In the records below, pick out all lines containing the word "руки".

- **Data supplied**:

....................

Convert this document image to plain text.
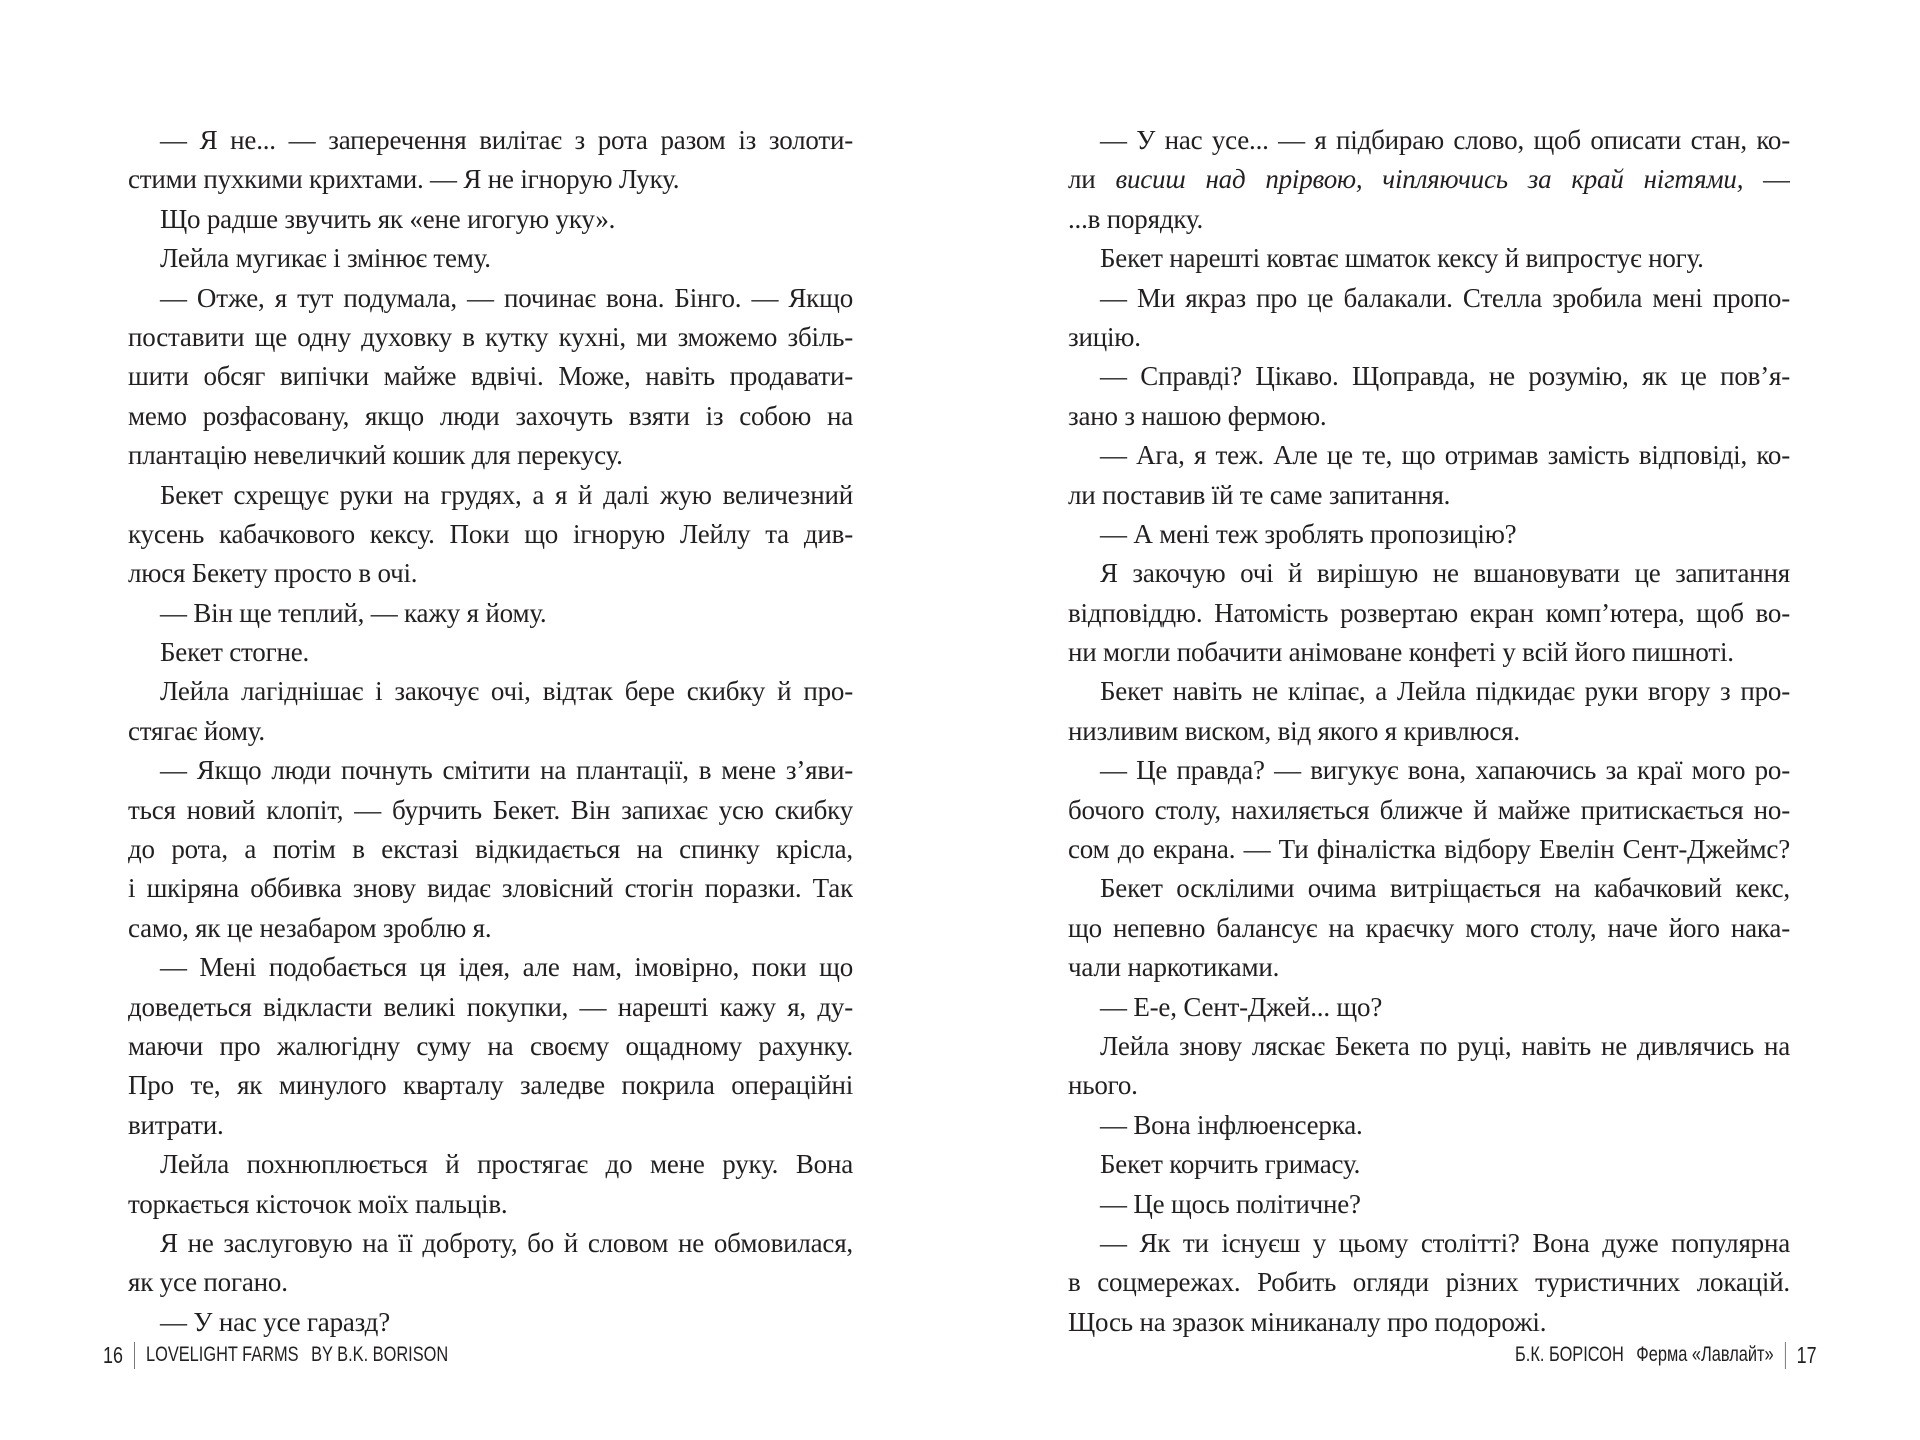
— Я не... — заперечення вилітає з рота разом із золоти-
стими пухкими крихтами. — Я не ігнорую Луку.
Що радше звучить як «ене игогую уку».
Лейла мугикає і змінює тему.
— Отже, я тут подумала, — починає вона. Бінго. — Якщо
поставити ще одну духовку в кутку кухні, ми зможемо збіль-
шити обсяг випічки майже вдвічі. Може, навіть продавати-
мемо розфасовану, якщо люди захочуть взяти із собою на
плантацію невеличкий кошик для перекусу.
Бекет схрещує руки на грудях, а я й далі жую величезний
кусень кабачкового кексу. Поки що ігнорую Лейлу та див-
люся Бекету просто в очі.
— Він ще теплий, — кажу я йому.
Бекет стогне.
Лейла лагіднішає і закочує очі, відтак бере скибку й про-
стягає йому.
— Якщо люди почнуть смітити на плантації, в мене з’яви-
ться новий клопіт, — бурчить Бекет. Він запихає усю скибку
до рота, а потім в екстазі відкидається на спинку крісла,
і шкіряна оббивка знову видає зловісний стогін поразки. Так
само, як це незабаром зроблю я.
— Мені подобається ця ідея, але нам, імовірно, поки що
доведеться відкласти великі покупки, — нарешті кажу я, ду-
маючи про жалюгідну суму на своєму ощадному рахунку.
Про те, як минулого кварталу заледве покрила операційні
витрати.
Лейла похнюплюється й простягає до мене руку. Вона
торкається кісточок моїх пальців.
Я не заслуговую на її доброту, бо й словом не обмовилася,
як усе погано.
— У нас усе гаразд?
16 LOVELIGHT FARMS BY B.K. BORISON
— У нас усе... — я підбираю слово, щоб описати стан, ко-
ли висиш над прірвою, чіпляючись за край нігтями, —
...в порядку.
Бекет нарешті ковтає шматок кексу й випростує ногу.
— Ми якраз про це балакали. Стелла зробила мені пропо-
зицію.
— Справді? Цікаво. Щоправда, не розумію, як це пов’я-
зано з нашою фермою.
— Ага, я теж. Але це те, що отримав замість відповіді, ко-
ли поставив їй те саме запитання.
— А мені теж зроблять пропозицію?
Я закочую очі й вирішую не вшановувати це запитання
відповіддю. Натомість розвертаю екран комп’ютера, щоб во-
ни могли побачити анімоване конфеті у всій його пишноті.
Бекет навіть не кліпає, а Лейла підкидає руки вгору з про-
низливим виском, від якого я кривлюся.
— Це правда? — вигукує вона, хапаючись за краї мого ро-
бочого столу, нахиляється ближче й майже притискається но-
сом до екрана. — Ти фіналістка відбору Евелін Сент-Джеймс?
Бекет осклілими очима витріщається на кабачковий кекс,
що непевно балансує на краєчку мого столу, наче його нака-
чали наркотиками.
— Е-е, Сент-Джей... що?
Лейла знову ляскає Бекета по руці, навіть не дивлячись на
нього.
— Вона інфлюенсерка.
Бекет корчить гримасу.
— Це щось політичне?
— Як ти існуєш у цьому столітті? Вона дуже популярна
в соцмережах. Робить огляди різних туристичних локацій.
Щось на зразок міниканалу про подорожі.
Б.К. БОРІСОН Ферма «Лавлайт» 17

....................

- **Output of the task**:
Бекет схрещує руки на грудях, а я й далі жую величезний
Бекет навіть не кліпає, а Лейла підкидає руки вгору з про-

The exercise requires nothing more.